> The task:
Only the number is wanted: how many lines of the data contain "background"?
begin Dataset excerpts
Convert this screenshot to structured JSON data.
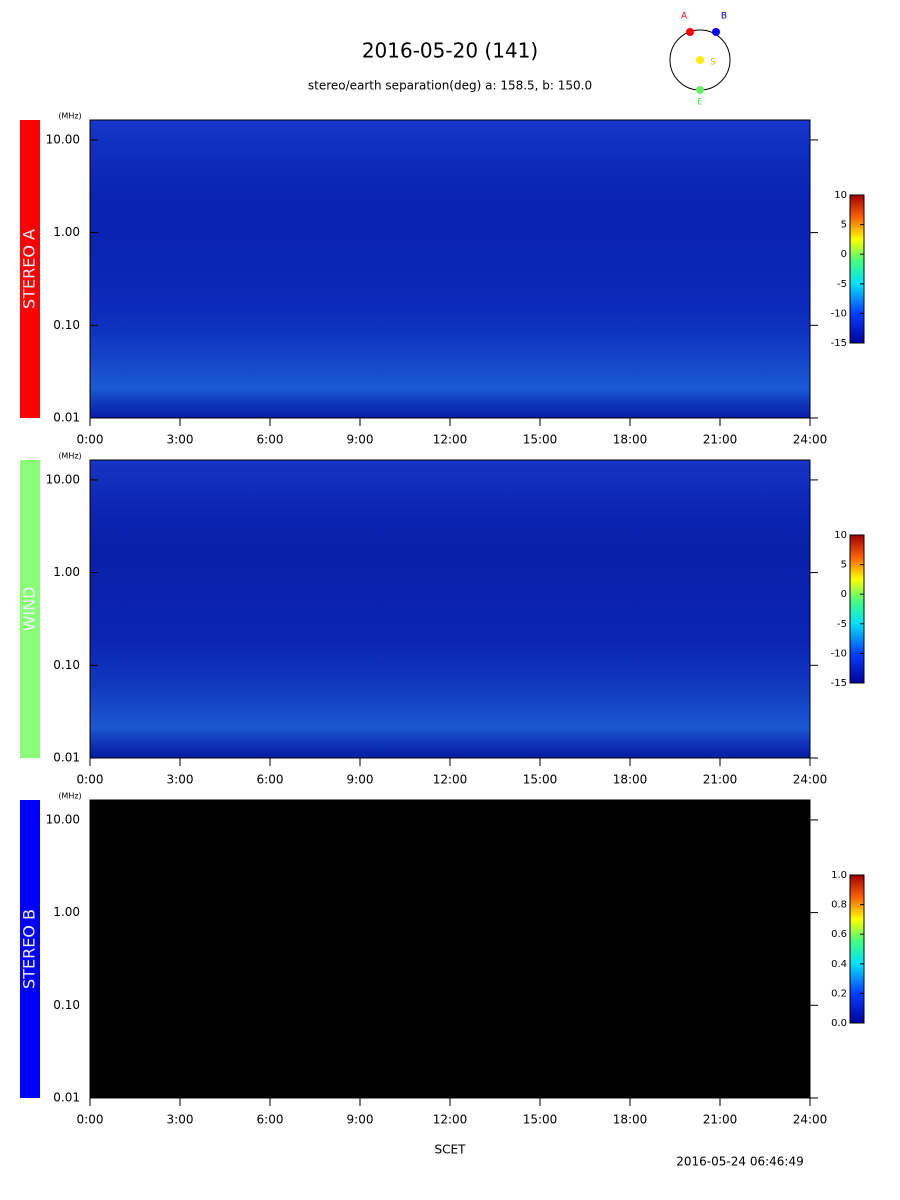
{
  "title": "2016-05-20 (141)",
  "subtitle": "stereo/earth separation(deg) a: 158.5, b: 150.0",
  "orbit_labels": [
    "A",
    "B",
    "S",
    "E"
  ],
  "x_label": "SCET",
  "timestamp": "2016-05-24 06:46:49",
  "chart_data": [
    {
      "type": "spectrogram",
      "label": "STEREO A",
      "label_color": "#ff0000",
      "y_unit": "(MHz)",
      "log_scale": true,
      "background": "#0a22b0",
      "xlim": [
        0,
        24
      ],
      "xticks": [
        {
          "value": 0,
          "label": "0:00"
        },
        {
          "value": 3,
          "label": "3:00"
        },
        {
          "value": 6,
          "label": "6:00"
        },
        {
          "value": 9,
          "label": "9:00"
        },
        {
          "value": 12,
          "label": "12:00"
        },
        {
          "value": 15,
          "label": "15:00"
        },
        {
          "value": 18,
          "label": "18:00"
        },
        {
          "value": 21,
          "label": "21:00"
        },
        {
          "value": 24,
          "label": "24:00"
        }
      ],
      "ylim": [
        0.01,
        16.4
      ],
      "yticks": [
        0.01,
        {
          "value": 0.1,
          "label": "0.10"
        },
        {
          "value": 1,
          "label": "1.00"
        },
        {
          "value": 10,
          "label": "10.00"
        }
      ],
      "clim": [
        -15,
        10
      ],
      "cticks": [
        -15,
        -10,
        -5,
        0,
        5,
        10
      ]
    },
    {
      "type": "spectrogram",
      "label": "WIND",
      "label_color": "#88ff77",
      "y_unit": "(MHz)",
      "log_scale": true,
      "background": "#0a1ea8",
      "xlim": [
        0,
        24
      ],
      "xticks": [
        {
          "value": 0,
          "label": "0:00"
        },
        {
          "value": 3,
          "label": "3:00"
        },
        {
          "value": 6,
          "label": "6:00"
        },
        {
          "value": 9,
          "label": "9:00"
        },
        {
          "value": 12,
          "label": "12:00"
        },
        {
          "value": 15,
          "label": "15:00"
        },
        {
          "value": 18,
          "label": "18:00"
        },
        {
          "value": 21,
          "label": "21:00"
        },
        {
          "value": 24,
          "label": "24:00"
        }
      ],
      "ylim": [
        0.01,
        16.4
      ],
      "yticks": [
        0.01,
        {
          "value": 0.1,
          "label": "0.10"
        },
        {
          "value": 1,
          "label": "1.00"
        },
        {
          "value": 10,
          "label": "10.00"
        }
      ],
      "clim": [
        -15,
        10
      ],
      "cticks": [
        -15,
        -10,
        -5,
        0,
        5,
        10
      ]
    },
    {
      "type": "spectrogram",
      "label": "STEREO B",
      "label_color": "#0000ff",
      "y_unit": "(MHz)",
      "log_scale": true,
      "background": "#000000",
      "xlim": [
        0,
        24
      ],
      "xticks": [
        {
          "value": 0,
          "label": "0:00"
        },
        {
          "value": 3,
          "label": "3:00"
        },
        {
          "value": 6,
          "label": "6:00"
        },
        {
          "value": 9,
          "label": "9:00"
        },
        {
          "value": 12,
          "label": "12:00"
        },
        {
          "value": 15,
          "label": "15:00"
        },
        {
          "value": 18,
          "label": "18:00"
        },
        {
          "value": 21,
          "label": "21:00"
        },
        {
          "value": 24,
          "label": "24:00"
        }
      ],
      "ylim": [
        0.01,
        16.4
      ],
      "yticks": [
        0.01,
        {
          "value": 0.1,
          "label": "0.10"
        },
        {
          "value": 1,
          "label": "1.00"
        },
        {
          "value": 10,
          "label": "10.00"
        }
      ],
      "clim": [
        0,
        1
      ],
      "cticks": [
        {
          "value": 0,
          "label": "0.0"
        },
        0.2,
        0.4,
        0.6,
        0.8,
        {
          "value": 1,
          "label": "1.0"
        }
      ]
    }
  ]
}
end Dataset excerpts
> In response:
3